## PROBLEM TO SOLVE
Report back each line of the records that contains the string "JSON".
---
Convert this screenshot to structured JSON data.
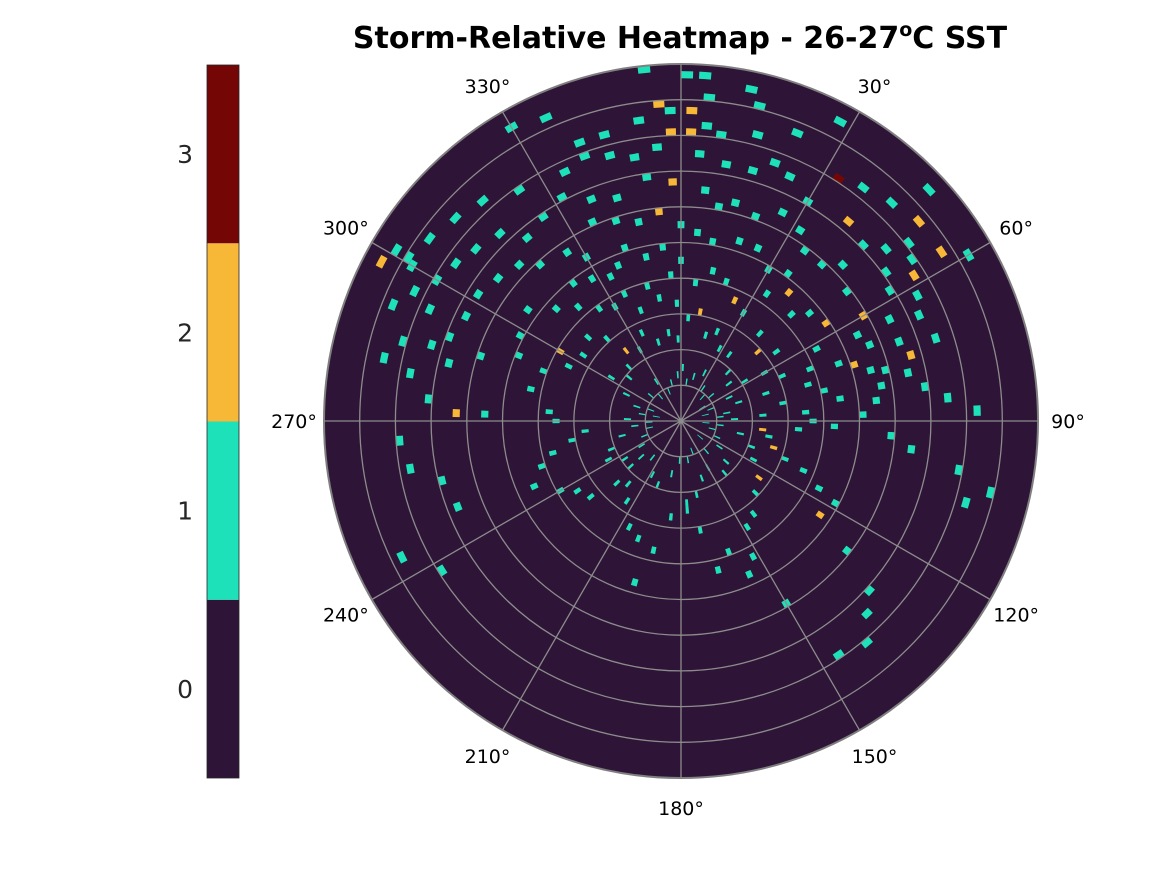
{
  "chart_data": {
    "type": "heatmap",
    "subtype": "polar",
    "title": {
      "prefix": "Storm-Relative Heatmap - 26-27",
      "sup": "o",
      "suffix": "C SST"
    },
    "angle_zero": "top",
    "angle_direction": "clockwise",
    "grid": true,
    "theta_ticks": [
      {
        "deg": 0,
        "label": ""
      },
      {
        "deg": 30,
        "label": "30°"
      },
      {
        "deg": 60,
        "label": "60°"
      },
      {
        "deg": 90,
        "label": "90°"
      },
      {
        "deg": 120,
        "label": "120°"
      },
      {
        "deg": 150,
        "label": "150°"
      },
      {
        "deg": 180,
        "label": "180°"
      },
      {
        "deg": 210,
        "label": "210°"
      },
      {
        "deg": 240,
        "label": "240°"
      },
      {
        "deg": 270,
        "label": "270°"
      },
      {
        "deg": 300,
        "label": "300°"
      },
      {
        "deg": 330,
        "label": "330°"
      }
    ],
    "r_range": [
      0,
      50
    ],
    "r_gridlines": [
      5,
      10,
      15,
      20,
      25,
      30,
      35,
      40,
      45,
      50
    ],
    "background_value": 0,
    "colorbar": {
      "position": "left",
      "range": [
        -0.5,
        3.5
      ],
      "levels": [
        {
          "value": 0,
          "color": "#2e1437",
          "label": "0"
        },
        {
          "value": 1,
          "color": "#1de2b9",
          "label": "1"
        },
        {
          "value": 2,
          "color": "#f7b737",
          "label": "2"
        },
        {
          "value": 3,
          "color": "#750606",
          "label": "3"
        }
      ]
    },
    "cells_note": "Each cell: [theta_deg, r, value]; radial bin width 1, angular bin width 2 degrees.",
    "cells": [
      [
        354,
        50,
        1
      ],
      [
        1,
        49,
        1
      ],
      [
        4,
        49,
        1
      ],
      [
        12,
        48,
        1
      ],
      [
        28,
        48,
        1
      ],
      [
        47,
        48,
        1
      ],
      [
        60,
        47,
        1
      ],
      [
        330,
        48,
        1
      ],
      [
        336,
        47,
        1
      ],
      [
        301,
        47,
        1
      ],
      [
        298,
        48,
        2
      ],
      [
        301,
        45,
        1
      ],
      [
        300,
        44,
        1
      ],
      [
        5,
        46,
        1
      ],
      [
        14,
        46,
        1
      ],
      [
        356,
        45,
        2
      ],
      [
        358,
        44,
        1
      ],
      [
        2,
        44,
        2
      ],
      [
        352,
        43,
        1
      ],
      [
        345,
        42,
        1
      ],
      [
        340,
        42,
        1
      ],
      [
        5,
        42,
        1
      ],
      [
        8,
        41,
        1
      ],
      [
        15,
        42,
        1
      ],
      [
        22,
        44,
        1
      ],
      [
        33,
        41,
        3
      ],
      [
        38,
        42,
        1
      ],
      [
        44,
        43,
        1
      ],
      [
        50,
        44,
        2
      ],
      [
        57,
        44,
        2
      ],
      [
        52,
        41,
        1
      ],
      [
        62,
        38,
        1
      ],
      [
        58,
        39,
        2
      ],
      [
        55,
        40,
        1
      ],
      [
        358,
        41,
        2
      ],
      [
        2,
        41,
        2
      ],
      [
        355,
        39,
        1
      ],
      [
        350,
        38,
        1
      ],
      [
        345,
        39,
        1
      ],
      [
        340,
        40,
        1
      ],
      [
        335,
        39,
        1
      ],
      [
        325,
        40,
        1
      ],
      [
        318,
        42,
        1
      ],
      [
        312,
        43,
        1
      ],
      [
        306,
        44,
        1
      ],
      [
        296,
        42,
        1
      ],
      [
        292,
        44,
        1
      ],
      [
        286,
        41,
        1
      ],
      [
        282,
        43,
        1
      ],
      [
        4,
        38,
        1
      ],
      [
        10,
        37,
        1
      ],
      [
        16,
        37,
        1
      ],
      [
        20,
        39,
        1
      ],
      [
        24,
        38,
        1
      ],
      [
        30,
        36,
        1
      ],
      [
        40,
        37,
        2
      ],
      [
        46,
        36,
        1
      ],
      [
        50,
        38,
        1
      ],
      [
        54,
        36,
        1
      ],
      [
        58,
        35,
        1
      ],
      [
        64,
        33,
        1
      ],
      [
        66,
        37,
        1
      ],
      [
        70,
        33,
        1
      ],
      [
        72,
        38,
        1
      ],
      [
        76,
        30,
        1
      ],
      [
        74,
        34,
        2
      ],
      [
        78,
        33,
        1
      ],
      [
        82,
        35,
        1
      ],
      [
        85,
        38,
        1
      ],
      [
        88,
        42,
        1
      ],
      [
        358,
        34,
        2
      ],
      [
        352,
        35,
        1
      ],
      [
        344,
        33,
        1
      ],
      [
        338,
        34,
        1
      ],
      [
        332,
        36,
        1
      ],
      [
        326,
        35,
        1
      ],
      [
        320,
        34,
        1
      ],
      [
        316,
        37,
        1
      ],
      [
        310,
        38,
        1
      ],
      [
        305,
        39,
        1
      ],
      [
        300,
        40,
        1
      ],
      [
        294,
        39,
        1
      ],
      [
        287,
        37,
        1
      ],
      [
        280,
        39,
        1
      ],
      [
        275,
        36,
        1
      ],
      [
        272,
        32,
        2
      ],
      [
        6,
        33,
        1
      ],
      [
        10,
        31,
        1
      ],
      [
        14,
        32,
        1
      ],
      [
        20,
        31,
        1
      ],
      [
        26,
        33,
        1
      ],
      [
        32,
        32,
        1
      ],
      [
        36,
        30,
        1
      ],
      [
        42,
        30,
        1
      ],
      [
        46,
        32,
        1
      ],
      [
        52,
        30,
        1
      ],
      [
        60,
        30,
        2
      ],
      [
        64,
        28,
        1
      ],
      [
        68,
        29,
        1
      ],
      [
        70,
        24,
        1
      ],
      [
        72,
        26,
        2
      ],
      [
        75,
        28,
        1
      ],
      [
        80,
        29,
        1
      ],
      [
        84,
        28,
        1
      ],
      [
        88,
        26,
        1
      ],
      [
        92,
        22,
        1
      ],
      [
        94,
        30,
        1
      ],
      [
        97,
        33,
        1
      ],
      [
        100,
        40,
        1
      ],
      [
        103,
        45,
        1
      ],
      [
        106,
        42,
        1
      ],
      [
        354,
        30,
        2
      ],
      [
        348,
        29,
        1
      ],
      [
        342,
        30,
        1
      ],
      [
        336,
        31,
        1
      ],
      [
        330,
        27,
        1
      ],
      [
        326,
        29,
        1
      ],
      [
        318,
        30,
        1
      ],
      [
        314,
        32,
        1
      ],
      [
        308,
        33,
        1
      ],
      [
        302,
        34,
        1
      ],
      [
        296,
        34,
        1
      ],
      [
        290,
        35,
        1
      ],
      [
        284,
        34,
        1
      ],
      [
        266,
        40,
        1
      ],
      [
        260,
        39,
        1
      ],
      [
        256,
        35,
        1
      ],
      [
        249,
        34,
        1
      ],
      [
        244,
        44,
        1
      ],
      [
        238,
        40,
        1
      ],
      [
        0,
        28,
        1
      ],
      [
        5,
        27,
        1
      ],
      [
        10,
        26,
        1
      ],
      [
        18,
        27,
        1
      ],
      [
        24,
        27,
        1
      ],
      [
        30,
        25,
        1
      ],
      [
        36,
        26,
        1
      ],
      [
        40,
        24,
        2
      ],
      [
        46,
        22,
        1
      ],
      [
        50,
        24,
        1
      ],
      [
        56,
        25,
        2
      ],
      [
        62,
        22,
        1
      ],
      [
        68,
        20,
        1
      ],
      [
        74,
        19,
        1
      ],
      [
        78,
        21,
        1
      ],
      [
        82,
        23,
        1
      ],
      [
        86,
        18,
        1
      ],
      [
        90,
        19,
        1
      ],
      [
        94,
        17,
        1
      ],
      [
        354,
        25,
        1
      ],
      [
        348,
        24,
        1
      ],
      [
        342,
        26,
        1
      ],
      [
        338,
        24,
        1
      ],
      [
        334,
        23,
        1
      ],
      [
        328,
        24,
        1
      ],
      [
        322,
        25,
        1
      ],
      [
        318,
        22,
        1
      ],
      [
        312,
        24,
        1
      ],
      [
        306,
        27,
        1
      ],
      [
        298,
        26,
        1
      ],
      [
        292,
        25,
        1
      ],
      [
        288,
        30,
        1
      ],
      [
        0,
        23,
        1
      ],
      [
        6,
        20,
        1
      ],
      [
        12,
        22,
        1
      ],
      [
        18,
        21,
        1
      ],
      [
        24,
        19,
        2
      ],
      [
        30,
        18,
        1
      ],
      [
        34,
        22,
        1
      ],
      [
        42,
        17,
        1
      ],
      [
        48,
        15,
        2
      ],
      [
        54,
        17,
        1
      ],
      [
        60,
        14,
        1
      ],
      [
        66,
        16,
        1
      ],
      [
        72,
        13,
        1
      ],
      [
        80,
        15,
        1
      ],
      [
        86,
        12,
        1
      ],
      [
        96,
        12,
        2
      ],
      [
        100,
        13,
        1
      ],
      [
        106,
        14,
        2
      ],
      [
        110,
        16,
        1
      ],
      [
        112,
        19,
        1
      ],
      [
        116,
        22,
        1
      ],
      [
        118,
        25,
        1
      ],
      [
        124,
        24,
        2
      ],
      [
        128,
        30,
        1
      ],
      [
        132,
        36,
        1
      ],
      [
        136,
        38,
        1
      ],
      [
        140,
        41,
        1
      ],
      [
        146,
        40,
        1
      ],
      [
        150,
        30,
        1
      ],
      [
        356,
        21,
        1
      ],
      [
        350,
        18,
        1
      ],
      [
        346,
        20,
        1
      ],
      [
        340,
        17,
        1
      ],
      [
        336,
        20,
        1
      ],
      [
        330,
        19,
        1
      ],
      [
        324,
        20,
        1
      ],
      [
        318,
        16,
        1
      ],
      [
        312,
        18,
        1
      ],
      [
        304,
        17,
        1
      ],
      [
        300,
        20,
        2
      ],
      [
        296,
        18,
        1
      ],
      [
        290,
        21,
        1
      ],
      [
        282,
        22,
        1
      ],
      [
        274,
        19,
        1
      ],
      [
        272,
        28,
        1
      ],
      [
        270,
        18,
        1
      ],
      [
        264,
        14,
        1
      ],
      [
        260,
        16,
        1
      ],
      [
        256,
        19,
        1
      ],
      [
        252,
        21,
        1
      ],
      [
        246,
        23,
        1
      ],
      [
        240,
        20,
        1
      ],
      [
        236,
        18,
        1
      ],
      [
        230,
        17,
        1
      ],
      [
        226,
        13,
        1
      ],
      [
        358,
        17,
        1
      ],
      [
        4,
        15,
        1
      ],
      [
        10,
        16,
        2
      ],
      [
        16,
        13,
        1
      ],
      [
        22,
        14,
        1
      ],
      [
        28,
        12,
        1
      ],
      [
        36,
        12,
        1
      ],
      [
        44,
        10,
        1
      ],
      [
        52,
        9,
        1
      ],
      [
        58,
        11,
        1
      ],
      [
        64,
        8,
        1
      ],
      [
        72,
        9,
        1
      ],
      [
        80,
        7,
        1
      ],
      [
        88,
        8,
        1
      ],
      [
        96,
        6,
        1
      ],
      [
        102,
        9,
        1
      ],
      [
        110,
        11,
        1
      ],
      [
        118,
        12,
        1
      ],
      [
        126,
        14,
        2
      ],
      [
        134,
        15,
        1
      ],
      [
        142,
        17,
        1
      ],
      [
        148,
        18,
        1
      ],
      [
        152,
        22,
        1
      ],
      [
        156,
        24,
        1
      ],
      [
        160,
        20,
        1
      ],
      [
        166,
        22,
        1
      ],
      [
        170,
        16,
        1
      ],
      [
        176,
        12,
        1
      ],
      [
        358,
        12,
        1
      ],
      [
        352,
        13,
        1
      ],
      [
        344,
        12,
        1
      ],
      [
        336,
        14,
        1
      ],
      [
        330,
        12,
        1
      ],
      [
        322,
        13,
        2
      ],
      [
        316,
        11,
        1
      ],
      [
        310,
        10,
        1
      ],
      [
        302,
        12,
        1
      ],
      [
        296,
        9,
        1
      ],
      [
        288,
        7,
        1
      ],
      [
        280,
        6,
        1
      ],
      [
        272,
        8,
        1
      ],
      [
        264,
        7,
        1
      ],
      [
        256,
        9,
        1
      ],
      [
        248,
        11,
        1
      ],
      [
        242,
        12,
        1
      ],
      [
        236,
        10,
        1
      ],
      [
        228,
        10,
        1
      ],
      [
        220,
        12,
        1
      ],
      [
        214,
        14,
        1
      ],
      [
        206,
        17,
        1
      ],
      [
        200,
        18,
        1
      ],
      [
        196,
        24,
        1
      ],
      [
        192,
        19,
        1
      ],
      [
        186,
        14,
        1
      ],
      [
        2,
        8,
        1
      ],
      [
        8,
        6,
        1
      ],
      [
        16,
        7,
        1
      ],
      [
        26,
        8,
        1
      ],
      [
        34,
        6,
        1
      ],
      [
        42,
        5,
        1
      ],
      [
        50,
        6,
        1
      ],
      [
        58,
        4,
        1
      ],
      [
        68,
        5,
        1
      ],
      [
        76,
        4,
        1
      ],
      [
        84,
        6,
        1
      ],
      [
        94,
        4,
        1
      ],
      [
        104,
        5,
        1
      ],
      [
        114,
        6,
        1
      ],
      [
        124,
        7,
        1
      ],
      [
        132,
        9,
        1
      ],
      [
        140,
        10,
        1
      ],
      [
        150,
        8,
        1
      ],
      [
        160,
        9,
        1
      ],
      [
        168,
        11,
        1
      ],
      [
        176,
        13,
        1
      ],
      [
        356,
        7,
        1
      ],
      [
        346,
        6,
        1
      ],
      [
        338,
        5,
        1
      ],
      [
        328,
        7,
        1
      ],
      [
        320,
        5,
        1
      ],
      [
        310,
        6,
        1
      ],
      [
        300,
        4,
        1
      ],
      [
        290,
        5,
        1
      ],
      [
        280,
        4,
        1
      ],
      [
        268,
        5,
        1
      ],
      [
        258,
        5,
        1
      ],
      [
        248,
        6,
        1
      ],
      [
        238,
        7,
        1
      ],
      [
        228,
        8,
        1
      ],
      [
        218,
        7,
        1
      ],
      [
        208,
        9,
        1
      ],
      [
        200,
        10,
        1
      ],
      [
        190,
        8,
        1
      ],
      [
        182,
        6,
        1
      ],
      [
        170,
        6,
        1
      ],
      [
        160,
        5,
        1
      ],
      [
        150,
        5,
        1
      ],
      [
        140,
        6,
        1
      ],
      [
        130,
        4,
        1
      ]
    ]
  }
}
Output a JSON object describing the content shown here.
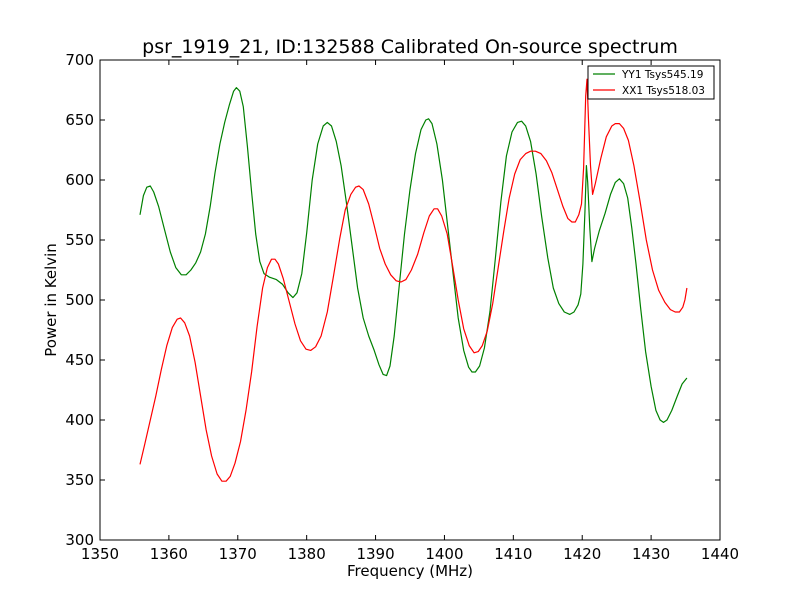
---
## WRITTEN REPLY
Convert this screenshot to structured JSON data.
Output a JSON object describing the content shown here.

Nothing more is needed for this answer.